## Begin Dataset entries
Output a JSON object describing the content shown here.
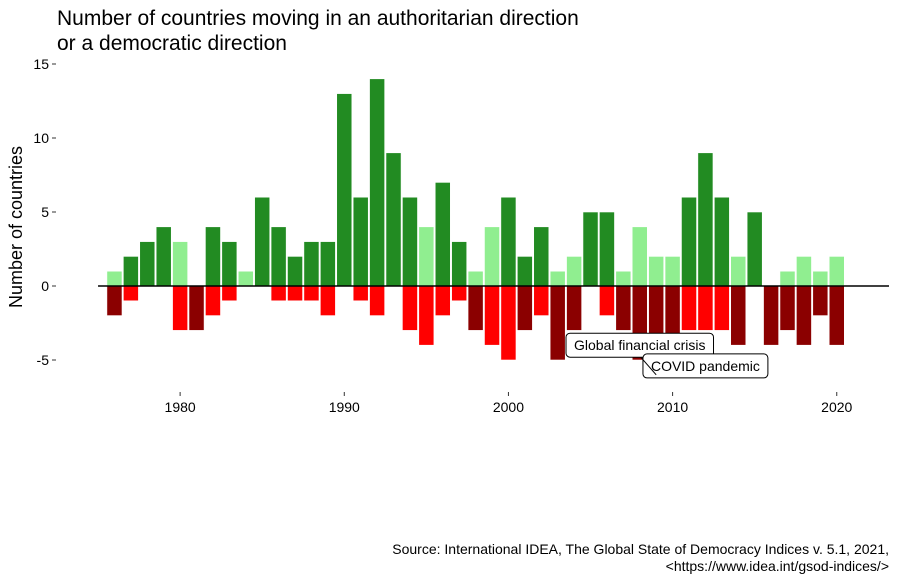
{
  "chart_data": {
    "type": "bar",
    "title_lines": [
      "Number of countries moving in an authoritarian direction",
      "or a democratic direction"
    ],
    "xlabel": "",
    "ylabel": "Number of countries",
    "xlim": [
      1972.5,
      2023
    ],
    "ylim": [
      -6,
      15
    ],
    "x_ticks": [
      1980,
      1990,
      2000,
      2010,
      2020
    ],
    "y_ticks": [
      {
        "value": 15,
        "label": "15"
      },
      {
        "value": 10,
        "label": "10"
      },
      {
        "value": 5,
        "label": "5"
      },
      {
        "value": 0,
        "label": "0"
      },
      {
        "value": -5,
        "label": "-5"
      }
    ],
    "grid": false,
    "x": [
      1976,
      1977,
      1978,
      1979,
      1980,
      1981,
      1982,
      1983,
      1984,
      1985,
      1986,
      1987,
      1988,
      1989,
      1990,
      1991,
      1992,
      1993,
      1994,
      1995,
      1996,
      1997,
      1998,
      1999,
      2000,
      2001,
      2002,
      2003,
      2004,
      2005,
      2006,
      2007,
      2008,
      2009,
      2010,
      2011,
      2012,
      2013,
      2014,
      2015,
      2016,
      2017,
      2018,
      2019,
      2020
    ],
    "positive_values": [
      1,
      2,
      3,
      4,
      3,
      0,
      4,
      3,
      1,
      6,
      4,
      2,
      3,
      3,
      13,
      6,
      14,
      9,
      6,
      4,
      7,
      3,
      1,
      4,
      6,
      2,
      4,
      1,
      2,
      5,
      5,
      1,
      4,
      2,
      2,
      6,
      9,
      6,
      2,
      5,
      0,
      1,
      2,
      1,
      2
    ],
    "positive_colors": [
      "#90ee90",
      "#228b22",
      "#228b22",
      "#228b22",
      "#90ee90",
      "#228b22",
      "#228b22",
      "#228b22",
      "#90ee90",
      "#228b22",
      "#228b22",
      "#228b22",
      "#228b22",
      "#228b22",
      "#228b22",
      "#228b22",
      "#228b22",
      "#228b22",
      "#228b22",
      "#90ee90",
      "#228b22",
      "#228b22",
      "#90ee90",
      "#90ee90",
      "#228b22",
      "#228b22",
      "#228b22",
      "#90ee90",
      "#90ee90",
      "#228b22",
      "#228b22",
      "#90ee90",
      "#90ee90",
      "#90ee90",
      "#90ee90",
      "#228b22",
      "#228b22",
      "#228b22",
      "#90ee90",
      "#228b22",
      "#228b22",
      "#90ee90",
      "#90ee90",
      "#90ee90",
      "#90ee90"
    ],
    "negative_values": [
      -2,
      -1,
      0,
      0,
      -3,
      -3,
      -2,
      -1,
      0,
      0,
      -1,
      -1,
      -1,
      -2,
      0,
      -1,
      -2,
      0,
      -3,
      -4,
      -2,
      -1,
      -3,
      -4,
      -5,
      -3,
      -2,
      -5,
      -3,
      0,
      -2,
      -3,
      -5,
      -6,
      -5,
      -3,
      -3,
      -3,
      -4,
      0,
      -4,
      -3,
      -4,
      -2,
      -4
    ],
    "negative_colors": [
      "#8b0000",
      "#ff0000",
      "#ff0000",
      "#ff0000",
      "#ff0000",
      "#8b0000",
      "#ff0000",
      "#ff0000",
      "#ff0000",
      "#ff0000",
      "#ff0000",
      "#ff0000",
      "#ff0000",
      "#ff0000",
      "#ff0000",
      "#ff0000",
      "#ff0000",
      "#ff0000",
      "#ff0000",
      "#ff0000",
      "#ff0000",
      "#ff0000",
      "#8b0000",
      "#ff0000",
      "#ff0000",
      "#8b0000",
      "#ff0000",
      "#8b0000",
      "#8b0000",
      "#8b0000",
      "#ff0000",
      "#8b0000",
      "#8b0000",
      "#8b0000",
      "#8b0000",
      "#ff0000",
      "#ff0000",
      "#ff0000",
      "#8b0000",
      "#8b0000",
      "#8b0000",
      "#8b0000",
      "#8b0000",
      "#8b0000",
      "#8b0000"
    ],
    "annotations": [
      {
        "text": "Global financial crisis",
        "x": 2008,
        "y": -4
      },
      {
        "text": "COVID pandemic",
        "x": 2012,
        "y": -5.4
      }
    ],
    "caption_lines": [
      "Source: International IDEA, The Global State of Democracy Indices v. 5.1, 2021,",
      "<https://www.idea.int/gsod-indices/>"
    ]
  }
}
## End Dataset entries
Each line that has the word "Global" should be copied.

### Complete response
        "text": "Global financial crisis",
      "Source: International IDEA, The Global State of Democracy Indices v. 5.1, 2021,",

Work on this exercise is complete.